• [WHAT THIS TASK INVOLVES] Write out the lines from the one containing "chart-title: Light Repairs [385,836,466,850]" up to and including the last line of the records.

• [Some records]
____

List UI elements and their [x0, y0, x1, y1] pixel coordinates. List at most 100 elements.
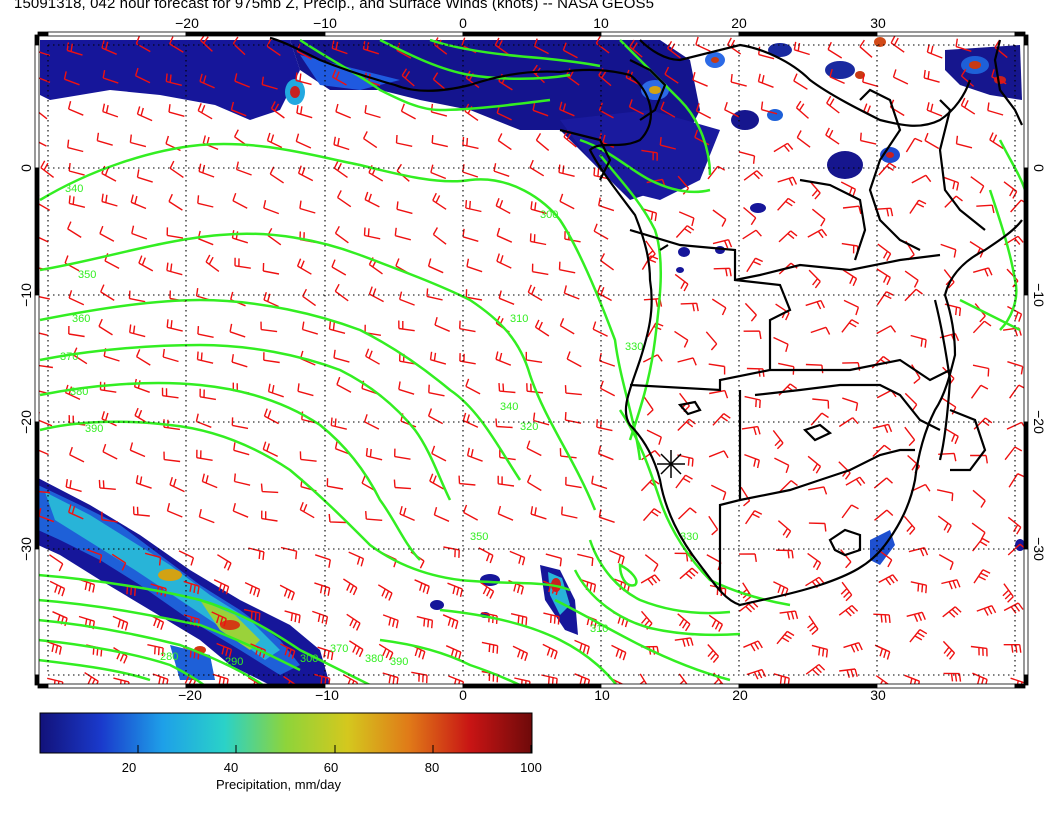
wind-barb [608, 676, 625, 685]
wind-barb [943, 176, 960, 191]
wind-barb [47, 677, 64, 685]
wind-barb [312, 610, 329, 625]
wind-barb [908, 547, 929, 557]
wind-barb [708, 363, 726, 375]
wind-barb [805, 663, 826, 676]
colorbar-tick-label: 100 [520, 760, 542, 775]
wind-barb [314, 673, 331, 685]
wind-barb [317, 646, 334, 661]
wind-barb [314, 554, 331, 568]
wind-barb [496, 227, 513, 243]
wind-barb [1004, 446, 1023, 461]
wind-barb [842, 269, 858, 287]
border-segment [600, 683, 740, 689]
wind-barb [67, 139, 84, 153]
wind-barb [906, 611, 926, 622]
wind-barb [382, 614, 399, 629]
wind-barb [314, 582, 331, 596]
wind-barb [393, 479, 411, 490]
wind-barb [526, 440, 542, 457]
location-marker [657, 450, 685, 478]
wind-barb [434, 317, 450, 332]
wind-barb [597, 445, 614, 461]
border-segment [185, 31, 326, 37]
wind-barb [458, 475, 476, 486]
wind-barb [267, 383, 284, 398]
wind-barb [427, 408, 444, 425]
wind-barb [497, 475, 515, 487]
wind-barb [365, 348, 380, 365]
wind-barb [129, 134, 147, 148]
border-segment [324, 31, 464, 37]
wind-barb [205, 254, 220, 272]
wind-barb [262, 262, 280, 275]
wind-barb [599, 352, 616, 367]
wind-barb [558, 261, 576, 274]
wind-barb [675, 474, 693, 489]
top-lon-label: −10 [313, 15, 337, 31]
right-lat-label: −30 [1031, 537, 1047, 561]
wind-barb [776, 630, 795, 645]
right-lat-label: 0 [1031, 164, 1047, 172]
wind-barb [166, 319, 183, 332]
wind-barb [841, 504, 859, 519]
wind-barb [972, 489, 986, 508]
wind-barb [442, 614, 459, 630]
wind-barb [399, 291, 415, 306]
wind-barb [811, 208, 826, 227]
wind-barb [481, 641, 499, 654]
wind-barb [680, 302, 699, 312]
wind-barb [545, 553, 562, 567]
contour-label: 310 [590, 623, 608, 635]
wind-barb [493, 163, 510, 177]
wind-barb [248, 547, 265, 560]
wind-barb [533, 38, 549, 55]
wind-barb [49, 580, 66, 597]
colorbar-tick-label: 60 [323, 760, 339, 775]
wind-barb [942, 606, 962, 618]
wind-barb [744, 302, 757, 322]
left-lat-label: −30 [18, 537, 34, 561]
wind-barbs [38, 35, 1025, 685]
contour-label: 320 [520, 421, 538, 433]
colorbar-tick-marks [137, 745, 532, 753]
colorbar-tick-label: 40 [223, 760, 239, 775]
wind-barb [410, 644, 426, 660]
wind-barb [807, 228, 828, 239]
wind-barb [795, 100, 809, 119]
wind-barb [677, 357, 697, 366]
wind-barb [328, 513, 347, 524]
wind-barb [773, 336, 789, 352]
contour-label: 300 [540, 209, 558, 221]
bottom-lon-label: 0 [459, 687, 467, 703]
wind-barb [874, 644, 891, 660]
wind-barb [841, 319, 860, 333]
wind-barb [709, 389, 729, 399]
wind-barb [970, 454, 988, 464]
wind-barb [745, 510, 763, 525]
wind-barb [411, 671, 428, 684]
border-segment [1023, 167, 1029, 296]
wind-barb [808, 522, 827, 532]
wind-barb [805, 299, 826, 310]
wind-barb [432, 227, 447, 245]
wind-barb [566, 351, 582, 368]
wind-barb [459, 320, 476, 333]
wind-barb [796, 130, 811, 148]
wind-barb [343, 578, 358, 596]
wind-barb [512, 645, 529, 662]
wind-barb [263, 408, 279, 425]
wind-barb [138, 255, 154, 272]
wind-barb [972, 672, 988, 685]
left-lat-label: −10 [18, 283, 34, 307]
wind-barb [842, 205, 862, 215]
wind-barb [778, 230, 798, 243]
wind-barb [940, 243, 957, 258]
wind-barb [169, 160, 184, 178]
wind-barb [427, 258, 444, 274]
wind-barb [101, 40, 117, 55]
wind-barb [659, 137, 676, 150]
bottom-lon-label: 10 [594, 687, 610, 703]
wind-barb [529, 233, 547, 246]
wind-barb [574, 639, 590, 655]
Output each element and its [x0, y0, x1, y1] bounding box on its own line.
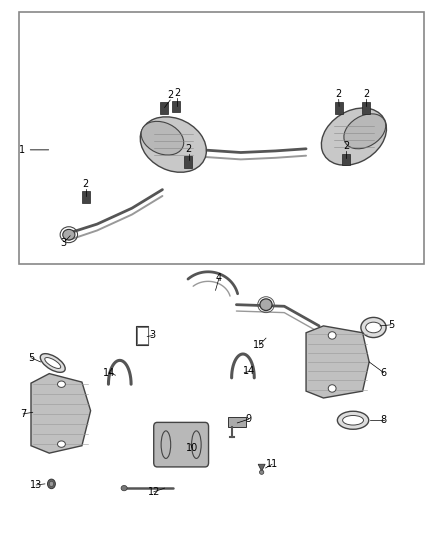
- Text: 2: 2: [83, 179, 89, 189]
- Text: 1: 1: [19, 145, 25, 155]
- Text: 3: 3: [150, 330, 156, 341]
- Bar: [19, 12, 424, 264]
- Ellipse shape: [343, 416, 364, 425]
- Text: 2: 2: [174, 87, 180, 98]
- Ellipse shape: [45, 358, 61, 368]
- Ellipse shape: [140, 117, 206, 172]
- Ellipse shape: [366, 322, 381, 333]
- Text: 2: 2: [343, 141, 349, 151]
- Ellipse shape: [259, 470, 264, 474]
- Ellipse shape: [321, 108, 386, 165]
- Ellipse shape: [63, 229, 75, 240]
- Bar: [228, 417, 246, 426]
- Bar: [137, 327, 148, 344]
- Bar: [173, 101, 180, 112]
- Text: 12: 12: [148, 487, 160, 497]
- Text: 4: 4: [216, 273, 222, 283]
- Polygon shape: [258, 464, 265, 471]
- Text: 2: 2: [185, 144, 192, 154]
- Text: 13: 13: [30, 480, 42, 490]
- Text: 10: 10: [186, 443, 198, 453]
- Text: 6: 6: [381, 368, 387, 377]
- Ellipse shape: [337, 411, 369, 429]
- Text: 2: 2: [363, 89, 369, 99]
- Ellipse shape: [328, 332, 336, 339]
- Ellipse shape: [57, 381, 65, 387]
- Ellipse shape: [49, 481, 53, 487]
- Ellipse shape: [40, 354, 65, 373]
- Bar: [184, 156, 192, 168]
- FancyBboxPatch shape: [154, 422, 208, 467]
- Text: 11: 11: [266, 459, 278, 469]
- Ellipse shape: [260, 299, 272, 311]
- Ellipse shape: [121, 486, 127, 491]
- Text: 15: 15: [253, 340, 266, 350]
- Text: 9: 9: [246, 414, 252, 424]
- Bar: [136, 326, 148, 345]
- Text: 14: 14: [244, 367, 256, 376]
- Ellipse shape: [141, 122, 184, 155]
- Text: 14: 14: [103, 368, 116, 377]
- Polygon shape: [31, 374, 91, 453]
- Ellipse shape: [57, 441, 65, 447]
- Ellipse shape: [328, 385, 336, 392]
- Ellipse shape: [344, 114, 386, 149]
- Text: 2: 2: [167, 90, 173, 100]
- Polygon shape: [306, 326, 369, 398]
- Text: 5: 5: [388, 320, 394, 330]
- Bar: [362, 102, 370, 114]
- Ellipse shape: [361, 317, 386, 337]
- Text: 2: 2: [336, 89, 342, 99]
- Bar: [160, 102, 168, 114]
- Text: 8: 8: [381, 415, 387, 425]
- Text: 3: 3: [60, 238, 67, 248]
- Text: 5: 5: [28, 353, 34, 362]
- Bar: [342, 154, 350, 165]
- Ellipse shape: [47, 479, 55, 489]
- Bar: [335, 102, 343, 114]
- Text: 7: 7: [20, 409, 26, 419]
- Bar: [82, 191, 90, 203]
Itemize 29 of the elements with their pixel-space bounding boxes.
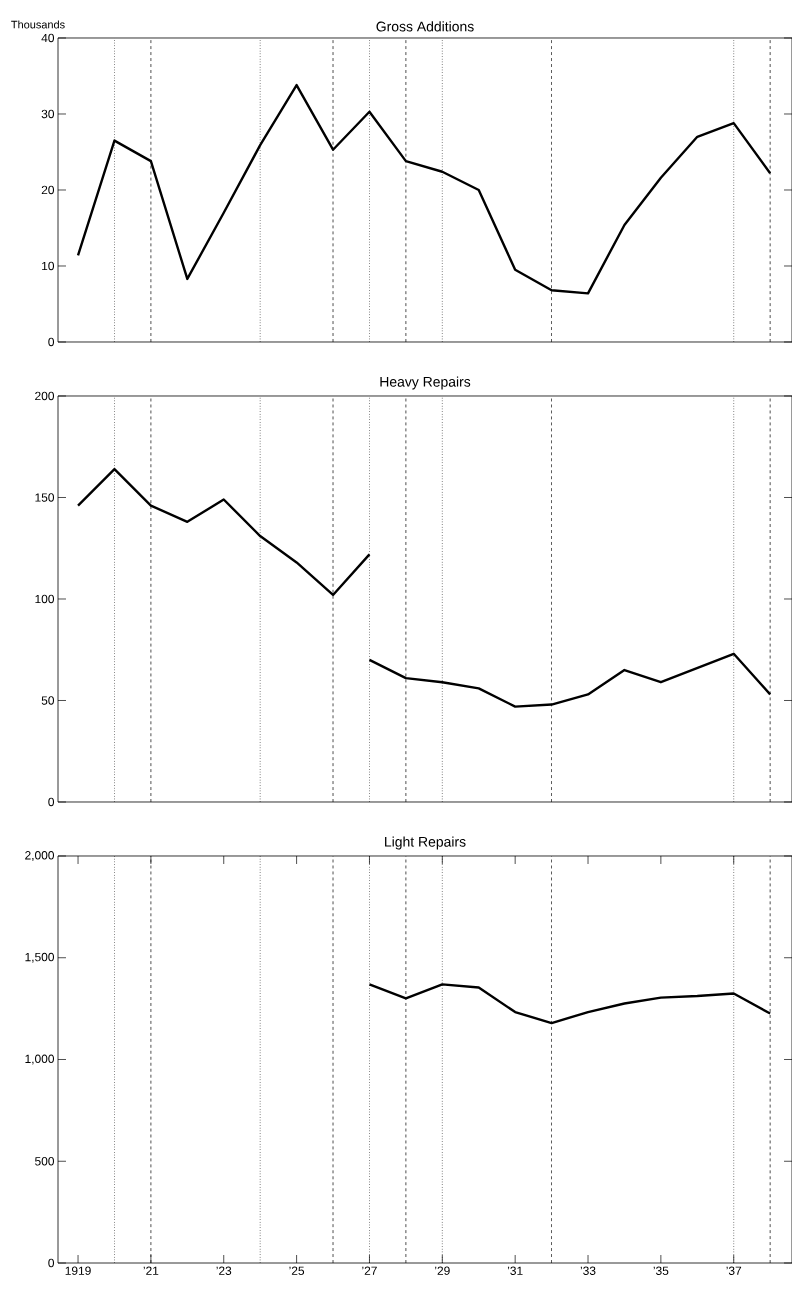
chart-title: Light Repairs [385,836,466,850]
y-tick-label: 40 [41,33,55,43]
x-tick-label: ’25 [289,1266,305,1275]
x-tick-label: 1919 [65,1266,91,1275]
y-tick-label: 50 [41,696,55,705]
y-tick-label: 150 [35,493,55,502]
x-tick-label: ’29 [435,1266,450,1275]
y-tick-label: 1,000 [25,1054,55,1065]
y-tick-label: 20 [41,185,55,195]
x-tick-label: ’23 [216,1266,232,1275]
chart-title: Heavy Repairs [380,376,471,390]
y-tick-label: 10 [42,261,55,271]
x-tick-label: ’31 [507,1266,523,1275]
y-tick-label: 2,000 [25,851,55,861]
y-tick-label: 200 [35,391,55,401]
y-tick-label: 500 [35,1157,55,1166]
chart-title: Gross Additions [376,21,474,32]
y-tick-label: 0 [48,797,55,807]
x-tick-label: ’27 [362,1266,377,1275]
x-tick-label: ’33 [580,1266,596,1275]
y-tick-label: 30 [41,109,55,119]
x-tick-label: ’35 [653,1266,669,1275]
x-tick-label: ’21 [143,1266,159,1275]
y-axis-title: Thousands [11,20,65,29]
x-tick-label: ’37 [726,1266,742,1275]
y-tick-label: 0 [48,337,55,347]
y-tick-label: 1,500 [25,952,55,963]
y-tick-label: 100 [35,594,55,604]
y-tick-label: 0 [48,1258,55,1268]
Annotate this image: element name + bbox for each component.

____

• [SOLUTION TO THE PROBLEM]
chart-title: Light Repairs [385,836,466,850]
y-tick-label: 40 [41,33,55,43]
x-tick-label: ’25 [289,1266,305,1275]
x-tick-label: 1919 [65,1266,91,1275]
y-tick-label: 50 [41,696,55,705]
y-tick-label: 150 [35,493,55,502]
x-tick-label: ’29 [435,1266,450,1275]
y-tick-label: 1,000 [25,1054,55,1065]
y-tick-label: 20 [41,185,55,195]
x-tick-label: ’23 [216,1266,232,1275]
chart-title: Heavy Repairs [380,376,471,390]
y-tick-label: 10 [42,261,55,271]
x-tick-label: ’31 [507,1266,523,1275]
y-tick-label: 2,000 [25,851,55,861]
y-tick-label: 200 [35,391,55,401]
y-tick-label: 500 [35,1157,55,1166]
chart-title: Gross Additions [376,21,474,32]
y-tick-label: 0 [48,797,55,807]
x-tick-label: ’27 [362,1266,377,1275]
x-tick-label: ’33 [580,1266,596,1275]
y-tick-label: 30 [41,109,55,119]
x-tick-label: ’35 [653,1266,669,1275]
x-tick-label: ’21 [143,1266,159,1275]
y-axis-title: Thousands [11,20,65,29]
x-tick-label: ’37 [726,1266,742,1275]
y-tick-label: 0 [48,337,55,347]
y-tick-label: 1,500 [25,952,55,963]
y-tick-label: 100 [35,594,55,604]
y-tick-label: 0 [48,1258,55,1268]
Annotate this image: element name + bbox for each component.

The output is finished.